--- ITEMS ---
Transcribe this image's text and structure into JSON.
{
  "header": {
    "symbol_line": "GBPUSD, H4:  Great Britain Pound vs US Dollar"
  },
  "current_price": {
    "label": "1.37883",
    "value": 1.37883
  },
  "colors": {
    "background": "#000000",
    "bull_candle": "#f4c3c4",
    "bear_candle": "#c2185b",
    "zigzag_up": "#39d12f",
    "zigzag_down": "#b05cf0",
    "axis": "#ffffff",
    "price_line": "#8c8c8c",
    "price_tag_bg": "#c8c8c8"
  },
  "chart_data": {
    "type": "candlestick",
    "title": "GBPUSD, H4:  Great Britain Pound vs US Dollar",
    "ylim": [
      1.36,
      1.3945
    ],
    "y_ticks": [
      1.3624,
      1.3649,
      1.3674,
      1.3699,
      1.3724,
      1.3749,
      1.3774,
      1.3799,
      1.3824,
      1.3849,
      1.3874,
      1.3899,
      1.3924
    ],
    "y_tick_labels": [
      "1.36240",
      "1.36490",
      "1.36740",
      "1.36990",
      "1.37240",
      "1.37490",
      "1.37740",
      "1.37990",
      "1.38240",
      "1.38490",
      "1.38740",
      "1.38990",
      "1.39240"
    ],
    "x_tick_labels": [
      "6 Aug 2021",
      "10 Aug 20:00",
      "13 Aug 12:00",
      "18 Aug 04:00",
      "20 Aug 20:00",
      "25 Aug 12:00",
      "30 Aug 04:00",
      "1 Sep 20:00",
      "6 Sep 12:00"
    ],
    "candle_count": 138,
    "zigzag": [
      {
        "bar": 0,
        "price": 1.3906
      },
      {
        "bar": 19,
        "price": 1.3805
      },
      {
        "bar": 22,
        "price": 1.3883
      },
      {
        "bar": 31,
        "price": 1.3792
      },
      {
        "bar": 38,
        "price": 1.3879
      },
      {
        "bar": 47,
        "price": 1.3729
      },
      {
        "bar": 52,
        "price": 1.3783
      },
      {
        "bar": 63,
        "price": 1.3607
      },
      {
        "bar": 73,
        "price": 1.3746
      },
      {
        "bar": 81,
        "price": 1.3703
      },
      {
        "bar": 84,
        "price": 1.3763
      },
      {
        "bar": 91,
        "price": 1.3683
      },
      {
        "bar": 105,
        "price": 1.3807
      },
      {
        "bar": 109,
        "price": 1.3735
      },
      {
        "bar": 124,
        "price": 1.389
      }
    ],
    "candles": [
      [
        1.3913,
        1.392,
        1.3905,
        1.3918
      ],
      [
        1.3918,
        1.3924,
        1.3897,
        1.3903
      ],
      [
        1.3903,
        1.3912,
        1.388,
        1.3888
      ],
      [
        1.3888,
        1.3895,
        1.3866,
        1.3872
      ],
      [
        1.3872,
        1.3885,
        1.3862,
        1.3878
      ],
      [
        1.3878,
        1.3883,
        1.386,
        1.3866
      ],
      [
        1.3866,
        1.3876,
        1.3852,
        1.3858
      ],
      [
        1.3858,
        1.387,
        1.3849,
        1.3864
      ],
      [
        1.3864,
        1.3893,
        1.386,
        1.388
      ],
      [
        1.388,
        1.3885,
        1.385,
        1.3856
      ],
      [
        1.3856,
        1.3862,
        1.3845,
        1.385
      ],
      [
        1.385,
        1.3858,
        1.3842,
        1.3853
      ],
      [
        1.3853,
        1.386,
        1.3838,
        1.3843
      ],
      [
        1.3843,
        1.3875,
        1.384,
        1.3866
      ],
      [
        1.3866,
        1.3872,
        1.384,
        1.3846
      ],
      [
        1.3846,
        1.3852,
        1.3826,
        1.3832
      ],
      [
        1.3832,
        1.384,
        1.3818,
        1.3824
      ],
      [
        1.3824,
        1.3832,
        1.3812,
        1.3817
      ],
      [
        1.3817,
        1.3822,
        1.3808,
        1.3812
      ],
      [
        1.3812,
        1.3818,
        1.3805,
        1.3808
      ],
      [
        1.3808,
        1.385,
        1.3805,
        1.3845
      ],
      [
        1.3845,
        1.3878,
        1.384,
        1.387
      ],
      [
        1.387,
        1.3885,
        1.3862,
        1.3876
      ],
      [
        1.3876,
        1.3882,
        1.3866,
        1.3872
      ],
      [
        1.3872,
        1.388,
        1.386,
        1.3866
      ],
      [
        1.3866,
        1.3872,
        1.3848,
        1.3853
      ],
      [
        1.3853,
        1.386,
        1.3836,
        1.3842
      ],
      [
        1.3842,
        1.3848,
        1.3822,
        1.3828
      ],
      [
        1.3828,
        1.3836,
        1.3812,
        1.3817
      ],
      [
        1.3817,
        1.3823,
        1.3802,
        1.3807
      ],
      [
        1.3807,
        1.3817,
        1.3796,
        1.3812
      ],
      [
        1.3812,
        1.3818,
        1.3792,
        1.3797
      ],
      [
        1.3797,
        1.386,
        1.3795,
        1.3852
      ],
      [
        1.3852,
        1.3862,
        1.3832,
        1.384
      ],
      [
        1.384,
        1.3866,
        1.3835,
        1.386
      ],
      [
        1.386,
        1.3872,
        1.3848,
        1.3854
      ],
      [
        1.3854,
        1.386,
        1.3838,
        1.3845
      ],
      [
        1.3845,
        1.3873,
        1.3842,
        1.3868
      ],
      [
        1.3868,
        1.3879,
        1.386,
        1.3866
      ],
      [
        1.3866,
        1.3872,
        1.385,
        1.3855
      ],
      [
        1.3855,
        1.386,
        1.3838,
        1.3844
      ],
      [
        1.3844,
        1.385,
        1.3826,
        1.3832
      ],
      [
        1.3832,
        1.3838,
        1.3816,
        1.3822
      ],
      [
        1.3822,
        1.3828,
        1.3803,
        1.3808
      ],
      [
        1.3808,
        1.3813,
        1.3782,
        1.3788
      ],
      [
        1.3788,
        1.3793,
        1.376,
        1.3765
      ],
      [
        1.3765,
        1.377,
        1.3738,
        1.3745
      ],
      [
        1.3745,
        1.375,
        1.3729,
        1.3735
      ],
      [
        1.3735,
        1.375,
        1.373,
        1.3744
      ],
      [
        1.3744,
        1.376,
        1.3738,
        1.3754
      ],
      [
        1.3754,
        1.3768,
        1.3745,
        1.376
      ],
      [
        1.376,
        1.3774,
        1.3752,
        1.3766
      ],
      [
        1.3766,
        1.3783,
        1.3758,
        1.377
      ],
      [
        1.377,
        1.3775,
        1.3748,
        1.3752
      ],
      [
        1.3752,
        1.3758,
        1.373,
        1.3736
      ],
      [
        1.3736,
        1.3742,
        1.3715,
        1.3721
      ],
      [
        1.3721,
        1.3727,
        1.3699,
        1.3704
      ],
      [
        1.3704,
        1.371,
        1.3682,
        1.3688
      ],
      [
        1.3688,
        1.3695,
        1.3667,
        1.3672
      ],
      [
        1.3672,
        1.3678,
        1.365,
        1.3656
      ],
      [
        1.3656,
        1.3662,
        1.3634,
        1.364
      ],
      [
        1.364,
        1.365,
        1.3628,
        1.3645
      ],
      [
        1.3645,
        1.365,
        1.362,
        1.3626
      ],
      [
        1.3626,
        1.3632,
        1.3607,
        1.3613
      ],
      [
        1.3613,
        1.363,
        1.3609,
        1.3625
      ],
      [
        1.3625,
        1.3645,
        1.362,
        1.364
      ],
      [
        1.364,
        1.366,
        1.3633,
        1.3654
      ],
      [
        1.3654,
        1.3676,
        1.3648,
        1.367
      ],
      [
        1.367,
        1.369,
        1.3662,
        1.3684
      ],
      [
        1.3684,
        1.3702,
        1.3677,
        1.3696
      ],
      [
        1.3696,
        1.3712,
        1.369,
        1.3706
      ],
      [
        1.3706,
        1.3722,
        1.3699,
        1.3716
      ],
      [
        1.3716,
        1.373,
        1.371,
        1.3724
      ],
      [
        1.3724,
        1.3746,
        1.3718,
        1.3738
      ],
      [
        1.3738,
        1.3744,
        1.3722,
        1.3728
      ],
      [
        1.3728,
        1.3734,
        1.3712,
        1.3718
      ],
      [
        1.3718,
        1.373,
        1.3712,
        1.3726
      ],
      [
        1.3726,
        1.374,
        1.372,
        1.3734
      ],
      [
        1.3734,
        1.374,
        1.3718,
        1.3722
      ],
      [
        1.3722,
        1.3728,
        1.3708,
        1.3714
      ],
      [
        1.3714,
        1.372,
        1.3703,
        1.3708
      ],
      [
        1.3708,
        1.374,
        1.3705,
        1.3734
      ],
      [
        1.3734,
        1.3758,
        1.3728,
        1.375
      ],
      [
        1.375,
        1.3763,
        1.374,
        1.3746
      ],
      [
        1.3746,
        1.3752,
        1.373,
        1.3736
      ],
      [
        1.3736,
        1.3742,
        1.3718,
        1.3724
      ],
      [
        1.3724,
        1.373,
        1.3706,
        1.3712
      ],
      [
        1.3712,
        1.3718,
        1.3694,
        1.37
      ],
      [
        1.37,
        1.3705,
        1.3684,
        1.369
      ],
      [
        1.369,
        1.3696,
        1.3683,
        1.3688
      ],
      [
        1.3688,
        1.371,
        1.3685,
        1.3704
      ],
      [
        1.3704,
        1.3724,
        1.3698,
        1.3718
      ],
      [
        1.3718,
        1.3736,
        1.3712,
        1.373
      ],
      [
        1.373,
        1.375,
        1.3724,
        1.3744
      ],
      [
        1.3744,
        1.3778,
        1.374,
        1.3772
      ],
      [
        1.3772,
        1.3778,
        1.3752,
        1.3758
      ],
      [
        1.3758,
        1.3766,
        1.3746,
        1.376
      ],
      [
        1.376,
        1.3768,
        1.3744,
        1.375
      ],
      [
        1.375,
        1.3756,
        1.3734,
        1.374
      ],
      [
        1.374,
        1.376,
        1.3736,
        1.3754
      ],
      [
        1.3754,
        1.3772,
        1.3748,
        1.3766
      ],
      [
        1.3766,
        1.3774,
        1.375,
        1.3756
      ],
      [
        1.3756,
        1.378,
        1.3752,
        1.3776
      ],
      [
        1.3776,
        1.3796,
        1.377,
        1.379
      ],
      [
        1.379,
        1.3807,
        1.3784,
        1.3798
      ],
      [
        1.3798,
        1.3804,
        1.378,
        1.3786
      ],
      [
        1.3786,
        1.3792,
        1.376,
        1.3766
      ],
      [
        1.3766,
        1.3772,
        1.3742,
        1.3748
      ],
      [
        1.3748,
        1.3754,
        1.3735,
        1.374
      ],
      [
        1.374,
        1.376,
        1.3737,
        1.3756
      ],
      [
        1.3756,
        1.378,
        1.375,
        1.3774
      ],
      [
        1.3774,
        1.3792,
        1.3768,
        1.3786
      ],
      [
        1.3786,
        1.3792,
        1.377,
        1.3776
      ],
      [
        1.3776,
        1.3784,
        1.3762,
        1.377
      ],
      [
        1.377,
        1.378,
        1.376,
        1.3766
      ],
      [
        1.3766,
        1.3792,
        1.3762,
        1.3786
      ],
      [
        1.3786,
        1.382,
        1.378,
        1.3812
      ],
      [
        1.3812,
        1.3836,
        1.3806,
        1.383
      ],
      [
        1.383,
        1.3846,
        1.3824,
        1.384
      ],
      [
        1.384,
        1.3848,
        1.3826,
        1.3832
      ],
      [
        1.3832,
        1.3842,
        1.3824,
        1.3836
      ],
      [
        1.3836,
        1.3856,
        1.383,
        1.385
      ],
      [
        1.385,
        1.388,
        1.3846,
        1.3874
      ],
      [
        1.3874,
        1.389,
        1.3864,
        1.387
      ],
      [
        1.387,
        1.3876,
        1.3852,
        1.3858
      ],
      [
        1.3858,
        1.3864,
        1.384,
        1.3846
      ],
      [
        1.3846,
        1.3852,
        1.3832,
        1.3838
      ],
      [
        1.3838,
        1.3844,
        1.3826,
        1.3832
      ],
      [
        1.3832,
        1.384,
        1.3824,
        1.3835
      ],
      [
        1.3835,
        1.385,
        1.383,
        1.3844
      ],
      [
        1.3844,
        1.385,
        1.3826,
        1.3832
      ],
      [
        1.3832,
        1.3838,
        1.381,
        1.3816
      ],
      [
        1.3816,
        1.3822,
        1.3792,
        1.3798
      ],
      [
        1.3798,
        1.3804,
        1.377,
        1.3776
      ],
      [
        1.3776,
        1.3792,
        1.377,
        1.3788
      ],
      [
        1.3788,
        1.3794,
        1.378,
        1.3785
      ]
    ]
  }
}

--- EXERCISE DETAILS ---
Gather all lines with the string "Britain" from the data.

--- SOLUTION TO THE EXERCISE ---
    "symbol_line": "GBPUSD, H4:  Great Britain Pound vs US Dollar"
    "title": "GBPUSD, H4:  Great Britain Pound vs US Dollar",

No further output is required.